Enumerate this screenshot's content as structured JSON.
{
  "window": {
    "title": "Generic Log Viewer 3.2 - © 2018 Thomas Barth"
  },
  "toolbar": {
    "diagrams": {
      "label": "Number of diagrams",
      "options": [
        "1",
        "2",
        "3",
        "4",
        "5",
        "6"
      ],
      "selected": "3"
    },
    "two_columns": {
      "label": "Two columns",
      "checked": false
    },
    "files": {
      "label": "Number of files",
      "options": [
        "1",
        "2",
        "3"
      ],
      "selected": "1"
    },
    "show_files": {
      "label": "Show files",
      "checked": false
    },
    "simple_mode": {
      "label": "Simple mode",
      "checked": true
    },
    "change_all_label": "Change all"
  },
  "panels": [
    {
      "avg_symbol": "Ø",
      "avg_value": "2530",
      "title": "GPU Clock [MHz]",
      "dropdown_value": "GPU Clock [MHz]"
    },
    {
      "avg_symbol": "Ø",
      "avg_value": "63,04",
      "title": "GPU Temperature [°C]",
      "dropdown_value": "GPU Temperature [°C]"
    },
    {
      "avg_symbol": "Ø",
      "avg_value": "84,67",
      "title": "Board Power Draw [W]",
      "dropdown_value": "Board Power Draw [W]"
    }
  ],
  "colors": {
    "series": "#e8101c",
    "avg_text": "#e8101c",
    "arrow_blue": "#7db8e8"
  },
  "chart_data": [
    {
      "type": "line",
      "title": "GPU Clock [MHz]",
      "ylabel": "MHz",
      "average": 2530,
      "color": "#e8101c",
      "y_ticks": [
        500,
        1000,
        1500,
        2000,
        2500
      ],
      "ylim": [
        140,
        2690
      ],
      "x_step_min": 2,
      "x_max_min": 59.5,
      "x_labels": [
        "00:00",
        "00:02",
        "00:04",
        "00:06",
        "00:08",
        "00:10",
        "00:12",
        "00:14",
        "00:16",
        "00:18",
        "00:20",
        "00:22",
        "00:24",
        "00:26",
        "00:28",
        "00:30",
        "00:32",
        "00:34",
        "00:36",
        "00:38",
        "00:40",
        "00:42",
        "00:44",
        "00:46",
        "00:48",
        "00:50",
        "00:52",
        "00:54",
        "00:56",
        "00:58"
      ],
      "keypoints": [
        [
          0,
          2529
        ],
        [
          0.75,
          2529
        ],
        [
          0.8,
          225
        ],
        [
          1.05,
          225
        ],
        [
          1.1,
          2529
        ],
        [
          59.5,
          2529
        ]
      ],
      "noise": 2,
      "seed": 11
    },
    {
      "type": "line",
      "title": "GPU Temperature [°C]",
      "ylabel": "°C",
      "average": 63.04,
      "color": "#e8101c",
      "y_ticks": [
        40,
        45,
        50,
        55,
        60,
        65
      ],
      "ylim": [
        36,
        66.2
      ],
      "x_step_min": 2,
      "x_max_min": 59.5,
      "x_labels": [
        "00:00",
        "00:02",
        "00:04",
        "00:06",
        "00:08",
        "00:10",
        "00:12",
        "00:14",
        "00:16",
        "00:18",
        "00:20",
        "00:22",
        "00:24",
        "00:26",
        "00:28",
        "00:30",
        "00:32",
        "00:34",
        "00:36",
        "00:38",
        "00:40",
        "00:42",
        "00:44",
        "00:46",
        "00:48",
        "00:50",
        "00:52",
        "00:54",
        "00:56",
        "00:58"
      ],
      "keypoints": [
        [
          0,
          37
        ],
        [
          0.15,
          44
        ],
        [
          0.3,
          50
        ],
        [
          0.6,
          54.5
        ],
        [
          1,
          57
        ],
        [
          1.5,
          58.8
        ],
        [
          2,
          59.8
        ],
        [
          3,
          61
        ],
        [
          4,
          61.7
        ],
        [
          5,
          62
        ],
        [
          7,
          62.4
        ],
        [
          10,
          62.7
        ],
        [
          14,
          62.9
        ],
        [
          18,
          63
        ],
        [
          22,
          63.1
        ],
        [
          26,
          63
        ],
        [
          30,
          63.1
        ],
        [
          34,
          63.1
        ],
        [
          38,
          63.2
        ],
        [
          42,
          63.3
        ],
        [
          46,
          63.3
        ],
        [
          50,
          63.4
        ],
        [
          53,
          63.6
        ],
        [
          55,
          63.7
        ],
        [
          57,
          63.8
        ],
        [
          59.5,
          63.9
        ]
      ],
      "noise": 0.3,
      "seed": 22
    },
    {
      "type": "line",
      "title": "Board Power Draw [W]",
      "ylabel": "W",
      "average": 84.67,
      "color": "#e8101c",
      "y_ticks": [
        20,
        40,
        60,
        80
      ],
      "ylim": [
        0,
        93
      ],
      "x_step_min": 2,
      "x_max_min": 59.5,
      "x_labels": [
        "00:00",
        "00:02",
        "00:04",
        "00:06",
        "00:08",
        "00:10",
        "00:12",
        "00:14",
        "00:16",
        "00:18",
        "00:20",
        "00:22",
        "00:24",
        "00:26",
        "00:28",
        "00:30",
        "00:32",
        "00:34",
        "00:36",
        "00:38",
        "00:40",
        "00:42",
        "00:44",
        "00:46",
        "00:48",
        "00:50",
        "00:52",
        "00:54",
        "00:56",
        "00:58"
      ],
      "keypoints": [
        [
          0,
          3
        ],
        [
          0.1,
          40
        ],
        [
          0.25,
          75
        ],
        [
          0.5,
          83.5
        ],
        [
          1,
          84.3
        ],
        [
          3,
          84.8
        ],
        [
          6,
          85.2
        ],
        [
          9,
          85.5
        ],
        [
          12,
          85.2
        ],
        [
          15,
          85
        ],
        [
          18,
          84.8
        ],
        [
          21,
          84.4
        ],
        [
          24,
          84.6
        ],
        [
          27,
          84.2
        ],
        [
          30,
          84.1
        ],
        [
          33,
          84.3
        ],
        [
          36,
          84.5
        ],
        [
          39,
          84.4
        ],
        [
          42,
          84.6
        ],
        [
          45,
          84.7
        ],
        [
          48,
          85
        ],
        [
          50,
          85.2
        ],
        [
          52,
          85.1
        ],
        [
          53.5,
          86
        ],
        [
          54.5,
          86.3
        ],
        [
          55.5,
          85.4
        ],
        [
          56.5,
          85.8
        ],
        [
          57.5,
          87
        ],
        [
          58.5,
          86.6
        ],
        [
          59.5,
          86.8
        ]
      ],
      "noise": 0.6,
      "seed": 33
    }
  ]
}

----

DIRECTION: Transcribe all the entries, keeping each one exactly as it is.

ANSWER TO THIS PROBLEM:
Enumerate this screenshot's content as structured JSON.
{
  "window": {
    "title": "Generic Log Viewer 3.2 - © 2018 Thomas Barth"
  },
  "toolbar": {
    "diagrams": {
      "label": "Number of diagrams",
      "options": [
        "1",
        "2",
        "3",
        "4",
        "5",
        "6"
      ],
      "selected": "3"
    },
    "two_columns": {
      "label": "Two columns",
      "checked": false
    },
    "files": {
      "label": "Number of files",
      "options": [
        "1",
        "2",
        "3"
      ],
      "selected": "1"
    },
    "show_files": {
      "label": "Show files",
      "checked": false
    },
    "simple_mode": {
      "label": "Simple mode",
      "checked": true
    },
    "change_all_label": "Change all"
  },
  "panels": [
    {
      "avg_symbol": "Ø",
      "avg_value": "2530",
      "title": "GPU Clock [MHz]",
      "dropdown_value": "GPU Clock [MHz]"
    },
    {
      "avg_symbol": "Ø",
      "avg_value": "63,04",
      "title": "GPU Temperature [°C]",
      "dropdown_value": "GPU Temperature [°C]"
    },
    {
      "avg_symbol": "Ø",
      "avg_value": "84,67",
      "title": "Board Power Draw [W]",
      "dropdown_value": "Board Power Draw [W]"
    }
  ],
  "colors": {
    "series": "#e8101c",
    "avg_text": "#e8101c",
    "arrow_blue": "#7db8e8"
  },
  "chart_data": [
    {
      "type": "line",
      "title": "GPU Clock [MHz]",
      "ylabel": "MHz",
      "average": 2530,
      "color": "#e8101c",
      "y_ticks": [
        500,
        1000,
        1500,
        2000,
        2500
      ],
      "ylim": [
        140,
        2690
      ],
      "x_step_min": 2,
      "x_max_min": 59.5,
      "x_labels": [
        "00:00",
        "00:02",
        "00:04",
        "00:06",
        "00:08",
        "00:10",
        "00:12",
        "00:14",
        "00:16",
        "00:18",
        "00:20",
        "00:22",
        "00:24",
        "00:26",
        "00:28",
        "00:30",
        "00:32",
        "00:34",
        "00:36",
        "00:38",
        "00:40",
        "00:42",
        "00:44",
        "00:46",
        "00:48",
        "00:50",
        "00:52",
        "00:54",
        "00:56",
        "00:58"
      ],
      "keypoints": [
        [
          0,
          2529
        ],
        [
          0.75,
          2529
        ],
        [
          0.8,
          225
        ],
        [
          1.05,
          225
        ],
        [
          1.1,
          2529
        ],
        [
          59.5,
          2529
        ]
      ],
      "noise": 2,
      "seed": 11
    },
    {
      "type": "line",
      "title": "GPU Temperature [°C]",
      "ylabel": "°C",
      "average": 63.04,
      "color": "#e8101c",
      "y_ticks": [
        40,
        45,
        50,
        55,
        60,
        65
      ],
      "ylim": [
        36,
        66.2
      ],
      "x_step_min": 2,
      "x_max_min": 59.5,
      "x_labels": [
        "00:00",
        "00:02",
        "00:04",
        "00:06",
        "00:08",
        "00:10",
        "00:12",
        "00:14",
        "00:16",
        "00:18",
        "00:20",
        "00:22",
        "00:24",
        "00:26",
        "00:28",
        "00:30",
        "00:32",
        "00:34",
        "00:36",
        "00:38",
        "00:40",
        "00:42",
        "00:44",
        "00:46",
        "00:48",
        "00:50",
        "00:52",
        "00:54",
        "00:56",
        "00:58"
      ],
      "keypoints": [
        [
          0,
          37
        ],
        [
          0.15,
          44
        ],
        [
          0.3,
          50
        ],
        [
          0.6,
          54.5
        ],
        [
          1,
          57
        ],
        [
          1.5,
          58.8
        ],
        [
          2,
          59.8
        ],
        [
          3,
          61
        ],
        [
          4,
          61.7
        ],
        [
          5,
          62
        ],
        [
          7,
          62.4
        ],
        [
          10,
          62.7
        ],
        [
          14,
          62.9
        ],
        [
          18,
          63
        ],
        [
          22,
          63.1
        ],
        [
          26,
          63
        ],
        [
          30,
          63.1
        ],
        [
          34,
          63.1
        ],
        [
          38,
          63.2
        ],
        [
          42,
          63.3
        ],
        [
          46,
          63.3
        ],
        [
          50,
          63.4
        ],
        [
          53,
          63.6
        ],
        [
          55,
          63.7
        ],
        [
          57,
          63.8
        ],
        [
          59.5,
          63.9
        ]
      ],
      "noise": 0.3,
      "seed": 22
    },
    {
      "type": "line",
      "title": "Board Power Draw [W]",
      "ylabel": "W",
      "average": 84.67,
      "color": "#e8101c",
      "y_ticks": [
        20,
        40,
        60,
        80
      ],
      "ylim": [
        0,
        93
      ],
      "x_step_min": 2,
      "x_max_min": 59.5,
      "x_labels": [
        "00:00",
        "00:02",
        "00:04",
        "00:06",
        "00:08",
        "00:10",
        "00:12",
        "00:14",
        "00:16",
        "00:18",
        "00:20",
        "00:22",
        "00:24",
        "00:26",
        "00:28",
        "00:30",
        "00:32",
        "00:34",
        "00:36",
        "00:38",
        "00:40",
        "00:42",
        "00:44",
        "00:46",
        "00:48",
        "00:50",
        "00:52",
        "00:54",
        "00:56",
        "00:58"
      ],
      "keypoints": [
        [
          0,
          3
        ],
        [
          0.1,
          40
        ],
        [
          0.25,
          75
        ],
        [
          0.5,
          83.5
        ],
        [
          1,
          84.3
        ],
        [
          3,
          84.8
        ],
        [
          6,
          85.2
        ],
        [
          9,
          85.5
        ],
        [
          12,
          85.2
        ],
        [
          15,
          85
        ],
        [
          18,
          84.8
        ],
        [
          21,
          84.4
        ],
        [
          24,
          84.6
        ],
        [
          27,
          84.2
        ],
        [
          30,
          84.1
        ],
        [
          33,
          84.3
        ],
        [
          36,
          84.5
        ],
        [
          39,
          84.4
        ],
        [
          42,
          84.6
        ],
        [
          45,
          84.7
        ],
        [
          48,
          85
        ],
        [
          50,
          85.2
        ],
        [
          52,
          85.1
        ],
        [
          53.5,
          86
        ],
        [
          54.5,
          86.3
        ],
        [
          55.5,
          85.4
        ],
        [
          56.5,
          85.8
        ],
        [
          57.5,
          87
        ],
        [
          58.5,
          86.6
        ],
        [
          59.5,
          86.8
        ]
      ],
      "noise": 0.6,
      "seed": 33
    }
  ]
}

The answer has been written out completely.